:: SOURCE TEXT

If you know me, you also know that I am here to say that autism and online instruction are a terrible combo. The past few months have been awful. And if we are looking at more of same, my husband and I are going to lose the last of our black hairs and our productive habits. We do nothing but autism, and without outside intervention, we cannot have a meaningful life at all.
One of my favorite old tv shows is “Designing Women,” and we were laughing about how A’s life has become like Noelle’s. Noelle is the pet pig belonging to Suzanne Sugarbaker. She takes Noelle for drives, and then they stop at the Dairy Queen for a Buster Bar. My husband would be Suzanne; and he takes A for endless drives every day, which culminate in a chocolate glazed donut from Dunkin Donuts. 😉
But the pandemic is winning, and we have to accept our diminished quality of life. Just like Wong, we are using the produce of the land as a way to stay connected to something beyond the structured chaos of our household. Just like him, we are trying to preserve some separation from the (federal) powers that be, who care not for us, and ask of us that we place our (at this point imaginary) liberties aside so that we can engage in a pantomime of trust in the collective capacity to regroup safely. We disrespectfully decline such invitations to sacrifice our lives to an unworthy cause.

::::

• PROBLEM SET:
1. Answer these questions about the passage on autism and online instruction:
(a) Which two things does the writer call a terrible combo?
(b) What treat ends the husband's daily drives with A?
(c) What is the family using to stay connected to something beyond the chaos of the household?
2. Carry on the passage about autism and online instruction, picking up right after its final sentence.

:: RECORDS PROVIDED

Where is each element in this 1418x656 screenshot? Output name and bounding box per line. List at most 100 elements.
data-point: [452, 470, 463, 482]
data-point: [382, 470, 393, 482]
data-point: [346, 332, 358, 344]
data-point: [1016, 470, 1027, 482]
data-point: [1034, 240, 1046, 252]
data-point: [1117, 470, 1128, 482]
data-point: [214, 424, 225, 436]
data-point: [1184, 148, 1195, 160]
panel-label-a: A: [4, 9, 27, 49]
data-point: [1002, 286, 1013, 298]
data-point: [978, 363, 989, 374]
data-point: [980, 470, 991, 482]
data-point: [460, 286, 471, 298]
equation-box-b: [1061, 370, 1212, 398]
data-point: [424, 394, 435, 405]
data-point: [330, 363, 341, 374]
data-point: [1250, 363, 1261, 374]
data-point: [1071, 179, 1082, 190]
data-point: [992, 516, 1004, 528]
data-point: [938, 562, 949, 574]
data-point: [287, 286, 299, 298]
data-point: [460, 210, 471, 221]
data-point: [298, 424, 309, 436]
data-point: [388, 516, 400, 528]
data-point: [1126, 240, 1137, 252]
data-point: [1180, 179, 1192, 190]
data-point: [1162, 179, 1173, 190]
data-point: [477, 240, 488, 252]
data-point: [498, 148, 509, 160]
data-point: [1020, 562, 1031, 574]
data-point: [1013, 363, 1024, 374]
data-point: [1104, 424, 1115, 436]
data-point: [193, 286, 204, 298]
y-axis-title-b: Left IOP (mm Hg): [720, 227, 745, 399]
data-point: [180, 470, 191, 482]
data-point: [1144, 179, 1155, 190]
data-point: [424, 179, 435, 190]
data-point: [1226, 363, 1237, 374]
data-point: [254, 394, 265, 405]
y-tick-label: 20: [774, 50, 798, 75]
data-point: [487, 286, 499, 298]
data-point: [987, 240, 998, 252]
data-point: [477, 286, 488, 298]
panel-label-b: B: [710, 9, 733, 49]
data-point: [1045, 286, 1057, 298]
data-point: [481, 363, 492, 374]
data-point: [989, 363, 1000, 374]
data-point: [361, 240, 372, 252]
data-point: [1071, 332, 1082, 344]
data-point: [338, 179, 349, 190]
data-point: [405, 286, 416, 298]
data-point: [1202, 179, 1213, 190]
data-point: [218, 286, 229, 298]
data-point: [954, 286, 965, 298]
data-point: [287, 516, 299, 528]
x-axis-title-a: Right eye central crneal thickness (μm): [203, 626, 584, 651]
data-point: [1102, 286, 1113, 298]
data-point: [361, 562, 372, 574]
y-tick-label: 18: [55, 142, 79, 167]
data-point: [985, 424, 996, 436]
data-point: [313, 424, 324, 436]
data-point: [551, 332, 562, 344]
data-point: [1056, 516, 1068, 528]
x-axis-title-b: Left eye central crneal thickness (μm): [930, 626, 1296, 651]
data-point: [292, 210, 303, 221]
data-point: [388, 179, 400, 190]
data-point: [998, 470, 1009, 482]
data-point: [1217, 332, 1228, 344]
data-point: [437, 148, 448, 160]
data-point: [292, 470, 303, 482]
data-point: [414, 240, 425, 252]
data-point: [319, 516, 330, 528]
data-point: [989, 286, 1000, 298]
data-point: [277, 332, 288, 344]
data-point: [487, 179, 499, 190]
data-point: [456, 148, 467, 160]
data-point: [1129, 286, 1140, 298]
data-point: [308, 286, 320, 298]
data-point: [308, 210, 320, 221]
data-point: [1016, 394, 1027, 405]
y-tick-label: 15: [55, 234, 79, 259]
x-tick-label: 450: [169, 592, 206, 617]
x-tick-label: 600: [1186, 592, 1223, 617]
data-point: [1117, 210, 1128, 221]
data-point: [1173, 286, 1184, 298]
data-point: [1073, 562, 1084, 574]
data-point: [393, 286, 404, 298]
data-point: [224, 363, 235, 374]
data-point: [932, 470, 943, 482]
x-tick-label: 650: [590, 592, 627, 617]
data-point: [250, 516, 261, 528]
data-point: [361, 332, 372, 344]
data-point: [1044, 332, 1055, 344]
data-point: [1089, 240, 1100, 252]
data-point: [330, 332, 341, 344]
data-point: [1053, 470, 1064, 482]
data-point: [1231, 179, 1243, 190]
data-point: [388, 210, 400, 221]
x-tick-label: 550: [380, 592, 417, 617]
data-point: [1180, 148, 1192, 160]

::::

• RESPONSES BY ITEM NUMBER:
1.
(a) Autism and online instruction.
(b) A chocolate glazed donut from Dunkin Donuts.
(c) The produce of the land.

2.
Opinion amongst parents of severely autistic kids is divided as to the wisdom of returning to school. So many kids have regressed, destroyed property, been aggressive with family members, and are struggling to hold onto their self worth in communities that hardly stepped forward to befriend them before, and have largely forgotten them now. School, and outings to communal indoor spaces, were their access to an outside life, and those are gone now. We have all created simulations of those things, but they do not include the bus drivers, aides, teachers, lunch ladies, therapists, and other personnel whom our kids consider their outside friends and family. So the appeal of sending kids with high needs back to the structured environment of special education is understandable.
The flip side is, of course, the risk to the kids and the educators. And I am not going to sugarcoat this—you (general you) do not place any real value on our children. So we have to, with a greater vigilance, because you won’t. This pandemic has shown so digustingly how unequal the access to proper testing and treatment has been for various marginalized groups, and the disabled are always, predictably, in that demographic. So, no. If the wider society cannot seem to practice the altruism required to contain this crisis, I will not be giving my beloved child up so that the economy can chug on. I already know what his prospects for high quality medical treatment are. I will not gamble on him.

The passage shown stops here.